Problem to solve: Say how many lines contain the word "text". Only the number should be given.
══════
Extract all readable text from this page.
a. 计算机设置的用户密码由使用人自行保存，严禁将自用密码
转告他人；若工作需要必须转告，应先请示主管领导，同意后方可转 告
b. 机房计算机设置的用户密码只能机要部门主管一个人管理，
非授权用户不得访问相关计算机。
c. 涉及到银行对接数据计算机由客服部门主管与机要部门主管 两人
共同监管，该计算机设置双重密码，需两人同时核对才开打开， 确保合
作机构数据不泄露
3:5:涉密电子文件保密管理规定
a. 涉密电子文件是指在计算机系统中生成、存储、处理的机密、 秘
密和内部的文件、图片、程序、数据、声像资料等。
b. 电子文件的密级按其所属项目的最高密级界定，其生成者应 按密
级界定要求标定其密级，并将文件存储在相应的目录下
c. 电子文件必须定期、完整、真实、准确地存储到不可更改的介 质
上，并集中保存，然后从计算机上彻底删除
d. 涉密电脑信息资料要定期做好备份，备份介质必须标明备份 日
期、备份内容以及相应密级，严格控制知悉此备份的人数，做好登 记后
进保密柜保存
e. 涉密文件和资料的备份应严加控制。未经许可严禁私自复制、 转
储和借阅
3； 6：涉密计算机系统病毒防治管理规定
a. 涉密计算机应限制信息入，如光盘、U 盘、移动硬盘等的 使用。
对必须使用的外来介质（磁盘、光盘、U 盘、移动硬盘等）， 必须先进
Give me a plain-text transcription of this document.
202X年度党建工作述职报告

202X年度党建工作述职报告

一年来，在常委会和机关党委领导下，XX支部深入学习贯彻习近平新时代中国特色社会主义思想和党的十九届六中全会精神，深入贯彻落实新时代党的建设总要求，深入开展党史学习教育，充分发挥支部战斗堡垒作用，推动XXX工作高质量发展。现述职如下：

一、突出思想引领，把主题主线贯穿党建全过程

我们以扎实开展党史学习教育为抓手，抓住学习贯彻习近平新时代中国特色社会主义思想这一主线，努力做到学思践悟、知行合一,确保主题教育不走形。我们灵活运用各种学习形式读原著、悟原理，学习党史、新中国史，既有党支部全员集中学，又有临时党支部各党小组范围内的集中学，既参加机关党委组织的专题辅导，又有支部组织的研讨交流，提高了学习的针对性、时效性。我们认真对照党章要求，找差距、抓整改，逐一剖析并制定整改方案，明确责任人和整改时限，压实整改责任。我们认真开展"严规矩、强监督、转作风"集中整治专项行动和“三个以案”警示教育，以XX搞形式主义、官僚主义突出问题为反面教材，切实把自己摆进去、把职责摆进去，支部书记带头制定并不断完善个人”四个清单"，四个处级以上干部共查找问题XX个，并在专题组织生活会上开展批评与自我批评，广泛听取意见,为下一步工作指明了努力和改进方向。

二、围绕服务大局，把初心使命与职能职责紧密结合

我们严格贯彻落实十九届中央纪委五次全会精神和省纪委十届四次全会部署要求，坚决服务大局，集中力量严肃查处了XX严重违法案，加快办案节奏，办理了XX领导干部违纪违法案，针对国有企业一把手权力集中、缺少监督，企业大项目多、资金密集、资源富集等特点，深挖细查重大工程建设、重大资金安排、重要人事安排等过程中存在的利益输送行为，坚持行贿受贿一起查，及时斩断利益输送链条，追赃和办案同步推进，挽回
══════
Task result: 2